"""

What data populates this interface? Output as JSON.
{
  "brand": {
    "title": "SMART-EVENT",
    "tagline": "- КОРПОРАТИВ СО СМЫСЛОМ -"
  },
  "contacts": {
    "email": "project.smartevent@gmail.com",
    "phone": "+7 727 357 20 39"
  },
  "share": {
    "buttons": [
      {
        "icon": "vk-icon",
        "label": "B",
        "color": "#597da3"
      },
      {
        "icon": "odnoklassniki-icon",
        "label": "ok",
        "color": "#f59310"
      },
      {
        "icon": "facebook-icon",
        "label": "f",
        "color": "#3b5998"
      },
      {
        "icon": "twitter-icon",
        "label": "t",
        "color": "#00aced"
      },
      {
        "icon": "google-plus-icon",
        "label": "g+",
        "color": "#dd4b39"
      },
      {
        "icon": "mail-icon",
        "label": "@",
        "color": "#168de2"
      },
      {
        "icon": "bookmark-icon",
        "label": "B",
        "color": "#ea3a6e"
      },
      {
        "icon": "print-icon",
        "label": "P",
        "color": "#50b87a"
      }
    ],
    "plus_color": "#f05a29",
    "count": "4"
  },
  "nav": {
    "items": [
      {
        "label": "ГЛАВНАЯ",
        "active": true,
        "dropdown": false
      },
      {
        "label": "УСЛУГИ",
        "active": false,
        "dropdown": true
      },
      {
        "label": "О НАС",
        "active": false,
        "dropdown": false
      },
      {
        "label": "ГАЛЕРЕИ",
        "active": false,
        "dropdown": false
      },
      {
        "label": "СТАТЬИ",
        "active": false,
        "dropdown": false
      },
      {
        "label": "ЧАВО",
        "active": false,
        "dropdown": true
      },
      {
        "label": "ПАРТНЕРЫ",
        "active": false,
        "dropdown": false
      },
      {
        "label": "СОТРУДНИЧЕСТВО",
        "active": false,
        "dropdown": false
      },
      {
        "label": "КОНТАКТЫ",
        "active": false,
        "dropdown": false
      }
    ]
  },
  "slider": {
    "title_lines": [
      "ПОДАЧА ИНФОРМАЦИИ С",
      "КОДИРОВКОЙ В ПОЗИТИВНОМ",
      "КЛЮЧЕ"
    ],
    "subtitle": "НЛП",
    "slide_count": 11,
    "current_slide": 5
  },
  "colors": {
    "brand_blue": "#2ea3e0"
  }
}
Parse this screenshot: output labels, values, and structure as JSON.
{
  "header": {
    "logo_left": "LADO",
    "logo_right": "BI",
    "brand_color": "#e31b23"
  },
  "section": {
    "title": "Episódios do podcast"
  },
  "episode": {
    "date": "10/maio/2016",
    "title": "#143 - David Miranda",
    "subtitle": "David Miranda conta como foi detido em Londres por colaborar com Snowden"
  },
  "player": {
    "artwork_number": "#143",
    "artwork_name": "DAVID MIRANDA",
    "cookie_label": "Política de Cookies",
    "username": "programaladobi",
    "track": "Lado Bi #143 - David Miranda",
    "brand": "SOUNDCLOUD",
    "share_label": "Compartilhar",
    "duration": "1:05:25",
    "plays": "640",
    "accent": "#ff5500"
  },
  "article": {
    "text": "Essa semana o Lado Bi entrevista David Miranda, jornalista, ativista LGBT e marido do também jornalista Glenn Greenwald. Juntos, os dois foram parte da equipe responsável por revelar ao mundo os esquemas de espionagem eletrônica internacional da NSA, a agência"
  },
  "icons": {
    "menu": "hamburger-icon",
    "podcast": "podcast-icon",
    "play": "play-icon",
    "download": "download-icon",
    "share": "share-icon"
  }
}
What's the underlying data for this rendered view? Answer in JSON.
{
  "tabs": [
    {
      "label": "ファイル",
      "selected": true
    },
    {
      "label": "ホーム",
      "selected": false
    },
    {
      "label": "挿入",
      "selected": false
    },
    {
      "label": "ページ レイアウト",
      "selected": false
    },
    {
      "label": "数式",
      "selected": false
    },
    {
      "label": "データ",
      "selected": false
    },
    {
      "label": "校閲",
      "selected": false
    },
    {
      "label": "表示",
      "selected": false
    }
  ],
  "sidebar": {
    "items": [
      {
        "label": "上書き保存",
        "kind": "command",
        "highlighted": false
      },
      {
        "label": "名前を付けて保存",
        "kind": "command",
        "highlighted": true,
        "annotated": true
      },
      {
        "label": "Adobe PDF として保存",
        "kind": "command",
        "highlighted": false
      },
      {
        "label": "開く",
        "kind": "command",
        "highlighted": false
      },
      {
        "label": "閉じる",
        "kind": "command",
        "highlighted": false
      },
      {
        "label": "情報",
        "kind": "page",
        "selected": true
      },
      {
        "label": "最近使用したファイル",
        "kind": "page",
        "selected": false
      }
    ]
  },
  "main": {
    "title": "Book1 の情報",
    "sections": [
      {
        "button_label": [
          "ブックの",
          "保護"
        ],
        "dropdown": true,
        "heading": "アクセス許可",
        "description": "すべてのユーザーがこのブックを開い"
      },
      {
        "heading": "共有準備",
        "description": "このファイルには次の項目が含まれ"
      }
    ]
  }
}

"""

▶ _WHAT IS NEEDED_: Return all lines containing the word "data".

▶ _ANSWER BELOW_:
What data populates this interface? Output as JSON.
What's the underlying data for this rendered view? Answer in JSON.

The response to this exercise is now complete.